Dataset entries:
========================================

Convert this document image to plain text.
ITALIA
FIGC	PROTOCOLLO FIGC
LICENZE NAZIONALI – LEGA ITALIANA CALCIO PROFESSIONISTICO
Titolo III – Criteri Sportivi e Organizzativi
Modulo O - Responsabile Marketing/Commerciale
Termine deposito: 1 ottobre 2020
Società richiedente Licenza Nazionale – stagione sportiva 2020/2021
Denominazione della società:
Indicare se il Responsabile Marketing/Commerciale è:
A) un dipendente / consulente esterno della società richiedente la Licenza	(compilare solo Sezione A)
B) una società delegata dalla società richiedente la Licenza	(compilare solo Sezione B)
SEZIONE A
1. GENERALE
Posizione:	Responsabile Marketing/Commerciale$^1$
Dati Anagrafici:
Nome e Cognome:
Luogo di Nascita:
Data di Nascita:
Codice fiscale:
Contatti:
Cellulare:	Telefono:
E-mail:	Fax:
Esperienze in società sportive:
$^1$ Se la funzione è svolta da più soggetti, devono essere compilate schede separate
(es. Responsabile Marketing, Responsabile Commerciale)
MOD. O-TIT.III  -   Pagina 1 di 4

========================================

Print the listing above in full, exactly as it is.

| Output below |
Convert this document image to plain text.
ITALIA
FIGC	PROTOCOLLO FIGC
LICENZE NAZIONALI – LEGA ITALIANA CALCIO PROFESSIONISTICO
Titolo III – Criteri Sportivi e Organizzativi
Modulo O - Responsabile Marketing/Commerciale
Termine deposito: 1 ottobre 2020
Società richiedente Licenza Nazionale – stagione sportiva 2020/2021
Denominazione della società:
Indicare se il Responsabile Marketing/Commerciale è:
A) un dipendente / consulente esterno della società richiedente la Licenza	(compilare solo Sezione A)
B) una società delegata dalla società richiedente la Licenza	(compilare solo Sezione B)
SEZIONE A
1. GENERALE
Posizione:	Responsabile Marketing/Commerciale$^1$
Dati Anagrafici:
Nome e Cognome:
Luogo di Nascita:
Data di Nascita:
Codice fiscale:
Contatti:
Cellulare:	Telefono:
E-mail:	Fax:
Esperienze in società sportive:
$^1$ Se la funzione è svolta da più soggetti, devono essere compilate schede separate
(es. Responsabile Marketing, Responsabile Commerciale)
MOD. O-TIT.III  -   Pagina 1 di 4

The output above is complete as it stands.